STATED EXERCISE: Copy the records below exactly, leaving out every picture.
* begin AVAILABLE DATA *
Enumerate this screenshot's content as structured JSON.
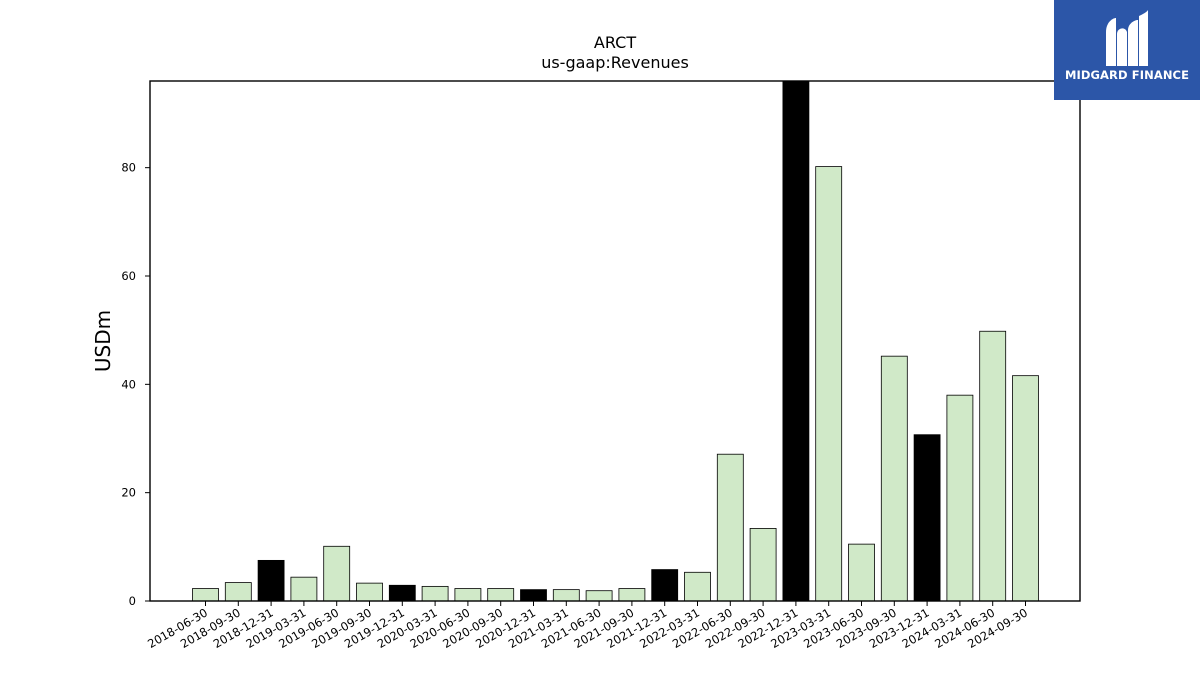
{
  "brand": {
    "logo_text": "MIDGARD FINANCE",
    "logo_bg": "#2c56a8"
  },
  "chart_data": {
    "type": "bar",
    "title": "ARCT",
    "subtitle": "us-gaap:Revenues",
    "xlabel": "",
    "ylabel": "USDm",
    "ylim": [
      0,
      96
    ],
    "yticks": [
      0,
      20,
      40,
      60,
      80
    ],
    "grid": false,
    "colors": {
      "quarter": "#d0e9c8",
      "year_end": "#000000",
      "edge": "#000000"
    },
    "categories": [
      "2018-06-30",
      "2018-09-30",
      "2018-12-31",
      "2019-03-31",
      "2019-06-30",
      "2019-09-30",
      "2019-12-31",
      "2020-03-31",
      "2020-06-30",
      "2020-09-30",
      "2020-12-31",
      "2021-03-31",
      "2021-06-30",
      "2021-09-30",
      "2021-12-31",
      "2022-03-31",
      "2022-06-30",
      "2022-09-30",
      "2022-12-31",
      "2023-03-31",
      "2023-06-30",
      "2023-09-30",
      "2023-12-31",
      "2024-03-31",
      "2024-06-30",
      "2024-09-30"
    ],
    "values": [
      2.3,
      3.4,
      7.5,
      4.4,
      10.1,
      3.3,
      2.9,
      2.7,
      2.3,
      2.3,
      2.1,
      2.1,
      1.9,
      2.3,
      5.8,
      5.3,
      27.1,
      13.4,
      96,
      80.2,
      10.5,
      45.2,
      30.7,
      38.0,
      49.8,
      41.6
    ],
    "year_end_flags": [
      false,
      false,
      true,
      false,
      false,
      false,
      true,
      false,
      false,
      false,
      true,
      false,
      false,
      false,
      true,
      false,
      false,
      false,
      true,
      false,
      false,
      false,
      true,
      false,
      false,
      false
    ]
  }
}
* end AVAILABLE DATA *
RESULT FOR THIS EXERCISE:
Enumerate this screenshot's content as structured JSON.
{
  "brand": {
    "logo_text": "MIDGARD FINANCE",
    "logo_bg": "#2c56a8"
  },
  "chart_data": {
    "type": "bar",
    "title": "ARCT",
    "subtitle": "us-gaap:Revenues",
    "xlabel": "",
    "ylabel": "USDm",
    "ylim": [
      0,
      96
    ],
    "yticks": [
      0,
      20,
      40,
      60,
      80
    ],
    "grid": false,
    "colors": {
      "quarter": "#d0e9c8",
      "year_end": "#000000",
      "edge": "#000000"
    },
    "categories": [
      "2018-06-30",
      "2018-09-30",
      "2018-12-31",
      "2019-03-31",
      "2019-06-30",
      "2019-09-30",
      "2019-12-31",
      "2020-03-31",
      "2020-06-30",
      "2020-09-30",
      "2020-12-31",
      "2021-03-31",
      "2021-06-30",
      "2021-09-30",
      "2021-12-31",
      "2022-03-31",
      "2022-06-30",
      "2022-09-30",
      "2022-12-31",
      "2023-03-31",
      "2023-06-30",
      "2023-09-30",
      "2023-12-31",
      "2024-03-31",
      "2024-06-30",
      "2024-09-30"
    ],
    "values": [
      2.3,
      3.4,
      7.5,
      4.4,
      10.1,
      3.3,
      2.9,
      2.7,
      2.3,
      2.3,
      2.1,
      2.1,
      1.9,
      2.3,
      5.8,
      5.3,
      27.1,
      13.4,
      96,
      80.2,
      10.5,
      45.2,
      30.7,
      38.0,
      49.8,
      41.6
    ],
    "year_end_flags": [
      false,
      false,
      true,
      false,
      false,
      false,
      true,
      false,
      false,
      false,
      true,
      false,
      false,
      false,
      true,
      false,
      false,
      false,
      true,
      false,
      false,
      false,
      true,
      false,
      false,
      false
    ]
  }
}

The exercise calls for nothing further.